═══ Entries supplied

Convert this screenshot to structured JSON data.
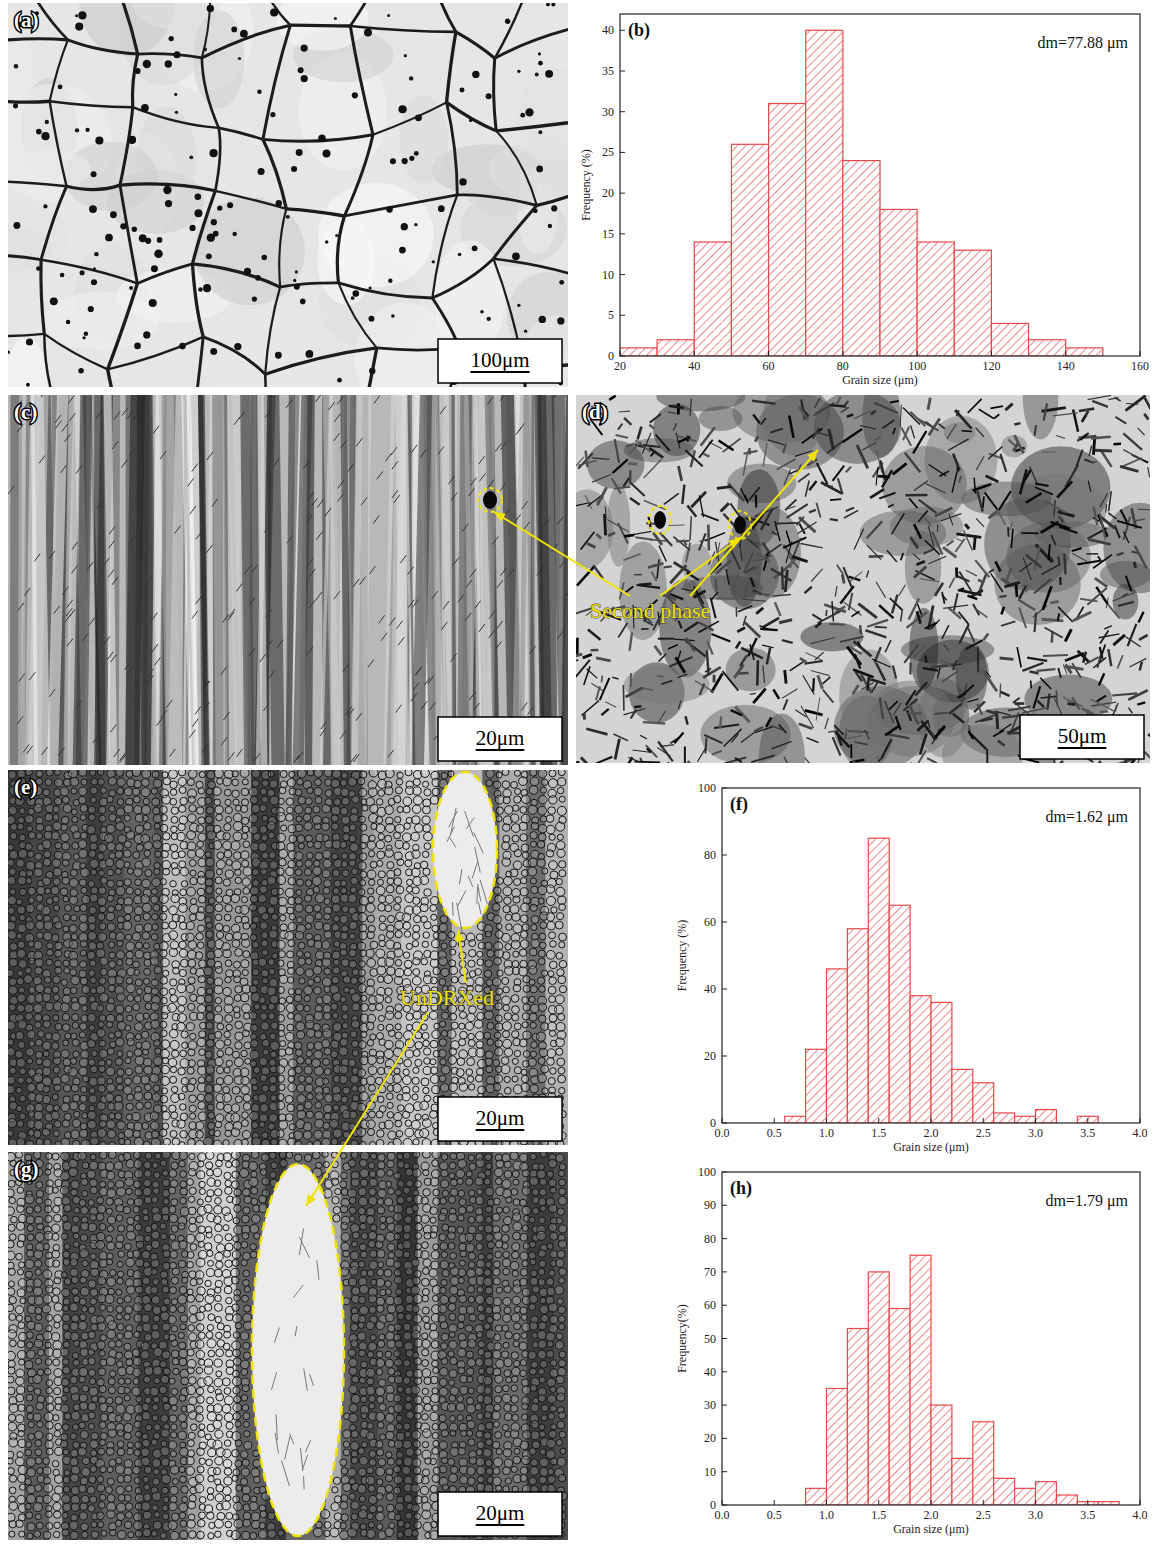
{
  "chart_data": [
    {
      "type": "histogram",
      "title": "(b)",
      "annotations": [
        "dm=77.88 μm"
      ],
      "x_label": "Grain size (μm)",
      "y_label": "Frequency (%)",
      "bins": [
        20,
        30,
        40,
        50,
        60,
        70,
        80,
        90,
        100,
        110,
        120,
        130,
        140,
        150
      ],
      "values": [
        1,
        2,
        14,
        26,
        31,
        40,
        24,
        18,
        14,
        13,
        4,
        2,
        1
      ],
      "color": "#e8474a",
      "xlim": [
        20,
        160
      ],
      "ylim": [
        0,
        42
      ],
      "xticks": [
        20,
        40,
        60,
        80,
        100,
        120,
        140,
        160
      ],
      "yticks": [
        0,
        5,
        10,
        15,
        20,
        25,
        30,
        35,
        40
      ]
    },
    {
      "type": "histogram",
      "title": "(f)",
      "annotations": [
        "dm=1.62 μm"
      ],
      "x_label": "Grain size (μm)",
      "y_label": "Frequency (%)",
      "bins": [
        0.6,
        0.8,
        1.0,
        1.2,
        1.4,
        1.6,
        1.8,
        2.0,
        2.2,
        2.4,
        2.6,
        2.8,
        3.0,
        3.2,
        3.4,
        3.6
      ],
      "values": [
        2,
        22,
        46,
        58,
        85,
        65,
        38,
        36,
        16,
        12,
        3,
        2,
        4,
        0,
        2
      ],
      "color": "#e8474a",
      "xlim": [
        0,
        4
      ],
      "ylim": [
        0,
        100
      ],
      "xticks": [
        {
          "value": 0,
          "label": "0.0"
        },
        0.5,
        {
          "value": 1,
          "label": "1.0"
        },
        1.5,
        {
          "value": 2,
          "label": "2.0"
        },
        2.5,
        {
          "value": 3,
          "label": "3.0"
        },
        3.5,
        {
          "value": 4,
          "label": "4.0"
        }
      ],
      "yticks": [
        0,
        20,
        40,
        60,
        80,
        100
      ]
    },
    {
      "type": "histogram",
      "title": "(h)",
      "annotations": [
        "dm=1.79 μm"
      ],
      "x_label": "Grain size (μm)",
      "y_label": "Frequency(%)",
      "bins": [
        0.8,
        1.0,
        1.2,
        1.4,
        1.6,
        1.8,
        2.0,
        2.2,
        2.4,
        2.6,
        2.8,
        3.0,
        3.2,
        3.4,
        3.6,
        3.8
      ],
      "values": [
        5,
        35,
        53,
        70,
        59,
        75,
        30,
        14,
        25,
        8,
        5,
        7,
        3,
        1,
        1
      ],
      "color": "#e8474a",
      "xlim": [
        0,
        4
      ],
      "ylim": [
        0,
        100
      ],
      "xticks": [
        {
          "value": 0,
          "label": "0.0"
        },
        0.5,
        {
          "value": 1,
          "label": "1.0"
        },
        1.5,
        {
          "value": 2,
          "label": "2.0"
        },
        2.5,
        {
          "value": 3,
          "label": "3.0"
        },
        3.5,
        {
          "value": 4,
          "label": "4.0"
        }
      ],
      "yticks": [
        0,
        10,
        20,
        30,
        40,
        50,
        60,
        70,
        80,
        90,
        100
      ]
    }
  ],
  "micrographs": [
    {
      "label": "(a)",
      "scale_bar": "100μm"
    },
    {
      "label": "(c)",
      "scale_bar": "20μm"
    },
    {
      "label": "(d)",
      "scale_bar": "50μm"
    },
    {
      "label": "(e)",
      "scale_bar": "20μm"
    },
    {
      "label": "(g)",
      "scale_bar": "20μm"
    }
  ],
  "callouts": [
    {
      "text": "Second phase"
    },
    {
      "text": "UnDRXed"
    }
  ]
}
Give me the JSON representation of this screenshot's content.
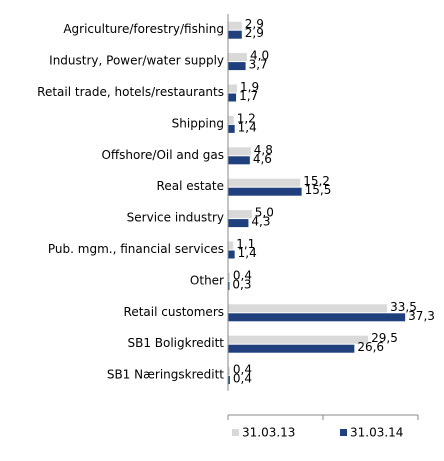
{
  "chart_data": {
    "type": "bar",
    "orientation": "horizontal",
    "categories": [
      "Agriculture/forestry/fishing",
      "Industry, Power/water supply",
      "Retail trade, hotels/restaurants",
      "Shipping",
      "Offshore/Oil and gas",
      "Real estate",
      "Service industry",
      "Pub. mgm., financial services",
      "Other",
      "Retail customers",
      "SB1 Boligkreditt",
      "SB1 Næringskreditt"
    ],
    "series": [
      {
        "name": "31.03.13",
        "color": "#d9d9d9",
        "values": [
          2.9,
          4.0,
          1.9,
          1.2,
          4.8,
          15.2,
          5.0,
          1.1,
          0.4,
          33.5,
          29.5,
          0.4
        ],
        "value_labels": [
          "2,9",
          "4,0",
          "1,9",
          "1,2",
          "4,8",
          "15,2",
          "5,0",
          "1,1",
          "0,4",
          "33,5",
          "29,5",
          "0,4"
        ]
      },
      {
        "name": "31.03.14",
        "color": "#203f7d",
        "values": [
          2.9,
          3.7,
          1.7,
          1.4,
          4.6,
          15.5,
          4.3,
          1.4,
          0.3,
          37.3,
          26.6,
          0.4
        ],
        "value_labels": [
          "2,9",
          "3,7",
          "1,7",
          "1,4",
          "4,6",
          "15,5",
          "4,3",
          "1,4",
          "0,3",
          "37,3",
          "26,6",
          "0,4"
        ]
      }
    ],
    "xlim": [
      0,
      40
    ],
    "xticks": [
      0,
      20,
      40
    ],
    "legend": "bottom"
  }
}
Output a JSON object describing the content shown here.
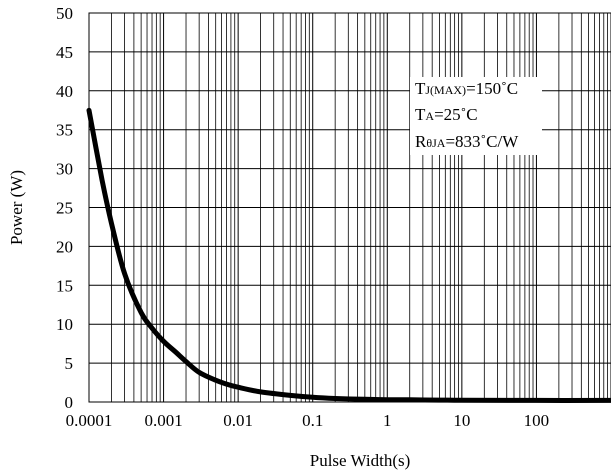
{
  "chart_data": {
    "type": "line",
    "xlabel": "Pulse Width(s)",
    "ylabel": "Power (W)",
    "x_scale": "log",
    "xlim": [
      0.0001,
      1000
    ],
    "ylim": [
      0,
      50
    ],
    "x_ticks": [
      0.0001,
      0.001,
      0.01,
      0.1,
      1,
      10,
      100
    ],
    "x_tick_labels": [
      "0.0001",
      "0.001",
      "0.01",
      "0.1",
      "1",
      "10",
      "100"
    ],
    "y_ticks": [
      0,
      5,
      10,
      15,
      20,
      25,
      30,
      35,
      40,
      45,
      50
    ],
    "y_tick_labels": [
      "0",
      "5",
      "10",
      "15",
      "20",
      "25",
      "30",
      "35",
      "40",
      "45",
      "50"
    ],
    "grid": true,
    "series": [
      {
        "x": [
          0.0001,
          0.00015,
          0.0002,
          0.0003,
          0.0005,
          0.0007,
          0.001,
          0.0015,
          0.002,
          0.003,
          0.005,
          0.007,
          0.01,
          0.02,
          0.05,
          0.1,
          0.2,
          0.5,
          1,
          2,
          5,
          10,
          100,
          1000
        ],
        "y": [
          37.5,
          28.5,
          23.0,
          16.5,
          11.5,
          9.5,
          7.8,
          6.3,
          5.2,
          3.8,
          2.8,
          2.3,
          1.9,
          1.3,
          0.85,
          0.6,
          0.45,
          0.35,
          0.3,
          0.28,
          0.25,
          0.22,
          0.2,
          0.2
        ]
      }
    ],
    "annotations": [
      {
        "id": "tj",
        "main": "T",
        "sub": "J(MAX)",
        "tail": "=150˚C"
      },
      {
        "id": "ta",
        "main": "T",
        "sub": "A",
        "tail": "=25˚C"
      },
      {
        "id": "rth",
        "main": "R",
        "sub": "θJA",
        "tail": "=833˚C/W"
      }
    ]
  }
}
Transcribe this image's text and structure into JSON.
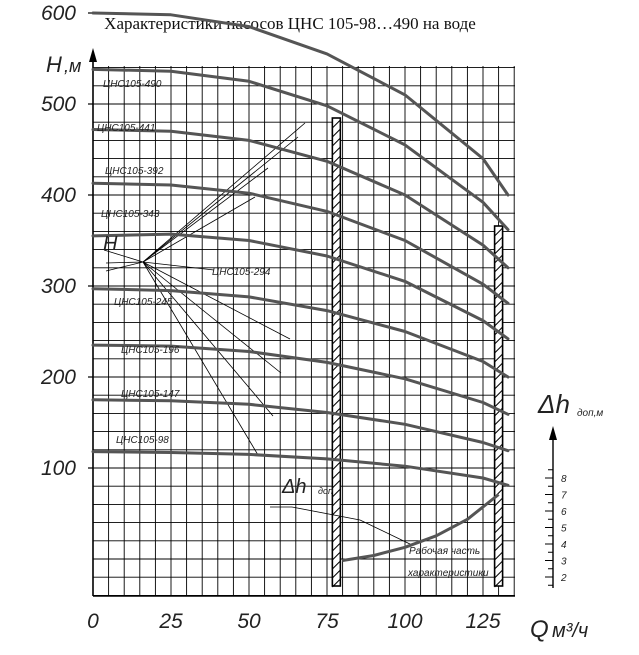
{
  "chart_data": {
    "type": "line",
    "title": "Характеристики насосов ЦНС 105-98…490 на воде",
    "y_axis": {
      "label_main": "H",
      "label_unit": ",м",
      "ticks": [
        100,
        200,
        300,
        400,
        500,
        600
      ],
      "range": [
        0,
        630
      ]
    },
    "x_axis": {
      "label_main": "Q",
      "label_unit": "м³/ч",
      "ticks": [
        0,
        25,
        50,
        75,
        100,
        125
      ],
      "range": [
        0,
        135
      ]
    },
    "right_axis": {
      "label_main": "Δh",
      "label_unit": "доп,м",
      "ticks": [
        2,
        3,
        4,
        5,
        6,
        7,
        8
      ]
    },
    "grid": true,
    "working_zone": {
      "q_min": 78,
      "q_max": 130
    },
    "series": [
      {
        "name": "ЦНС105-490",
        "x": [
          0,
          25,
          50,
          75,
          100,
          125,
          133
        ],
        "y": [
          600,
          598,
          585,
          555,
          510,
          440,
          400
        ]
      },
      {
        "name": "ЦНС105-441",
        "x": [
          0,
          25,
          50,
          75,
          100,
          125,
          133
        ],
        "y": [
          538,
          536,
          525,
          498,
          455,
          392,
          362
        ]
      },
      {
        "name": "ЦНС105-392",
        "x": [
          0,
          25,
          50,
          75,
          100,
          125,
          133
        ],
        "y": [
          472,
          470,
          460,
          437,
          400,
          345,
          320
        ]
      },
      {
        "name": "ЦНС105-343",
        "x": [
          0,
          25,
          50,
          75,
          100,
          125,
          133
        ],
        "y": [
          413,
          411,
          402,
          382,
          350,
          302,
          281
        ]
      },
      {
        "name": "ЦНС105-294",
        "x": [
          0,
          25,
          50,
          75,
          100,
          125,
          133
        ],
        "y": [
          355,
          357,
          350,
          333,
          305,
          262,
          242
        ]
      },
      {
        "name": "ЦНС105-245",
        "x": [
          0,
          25,
          50,
          75,
          100,
          125,
          133
        ],
        "y": [
          297,
          295,
          288,
          273,
          250,
          217,
          200
        ]
      },
      {
        "name": "ЦНС105-196",
        "x": [
          0,
          25,
          50,
          75,
          100,
          125,
          133
        ],
        "y": [
          235,
          234,
          228,
          216,
          198,
          172,
          159
        ]
      },
      {
        "name": "ЦНС105-147",
        "x": [
          0,
          25,
          50,
          75,
          100,
          125,
          133
        ],
        "y": [
          175,
          174,
          170,
          161,
          148,
          128,
          119
        ]
      },
      {
        "name": "ЦНС105-98",
        "x": [
          0,
          25,
          50,
          75,
          100,
          125,
          133
        ],
        "y": [
          118,
          117,
          115,
          110,
          102,
          89,
          81
        ]
      }
    ],
    "dh_series": {
      "name": "Δh доп",
      "x": [
        80,
        90,
        100,
        110,
        120,
        130
      ],
      "dh": [
        3.0,
        3.3,
        3.8,
        4.5,
        5.5,
        7.0
      ]
    },
    "annotations": {
      "h_label": "H",
      "dh_main": "Δh",
      "dh_sub": "доп",
      "working_line1": "Рабочая часть",
      "working_line2": "характеристики"
    }
  }
}
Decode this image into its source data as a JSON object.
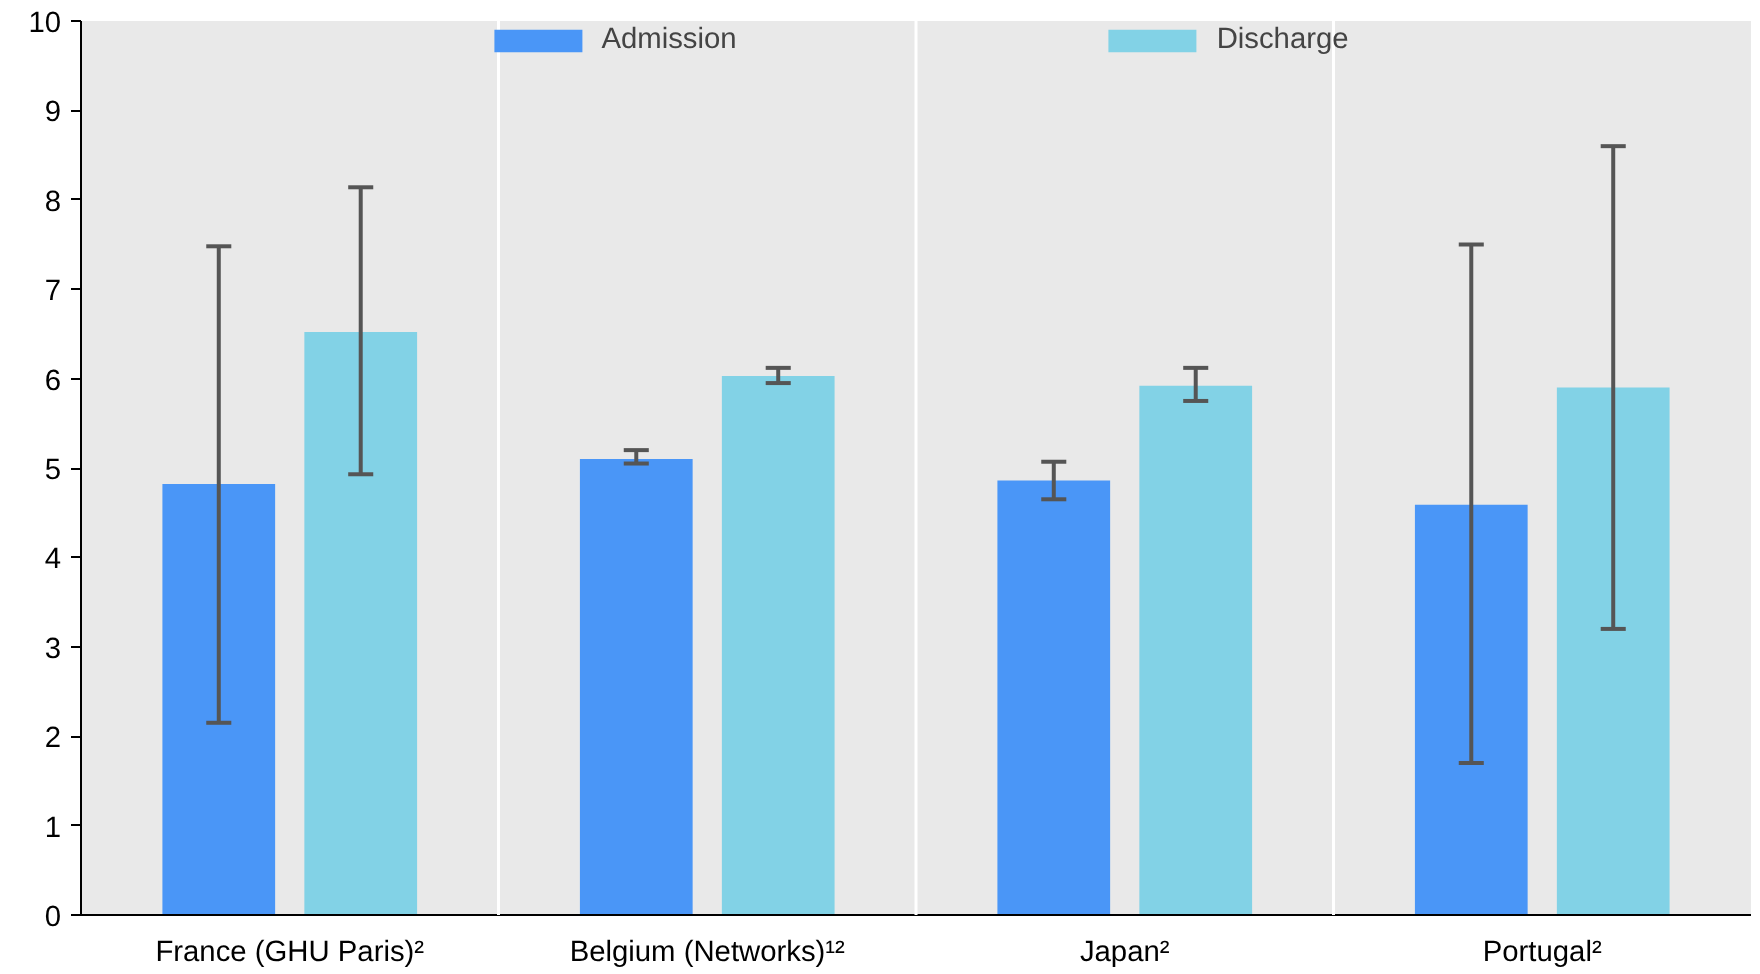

══════

Task requirements: Pull out every line of the records that includes the string "screenshot".

Finished answer:
Convert this screenshot to structured JSON data.
Give me the JSON representation of this screenshot's content.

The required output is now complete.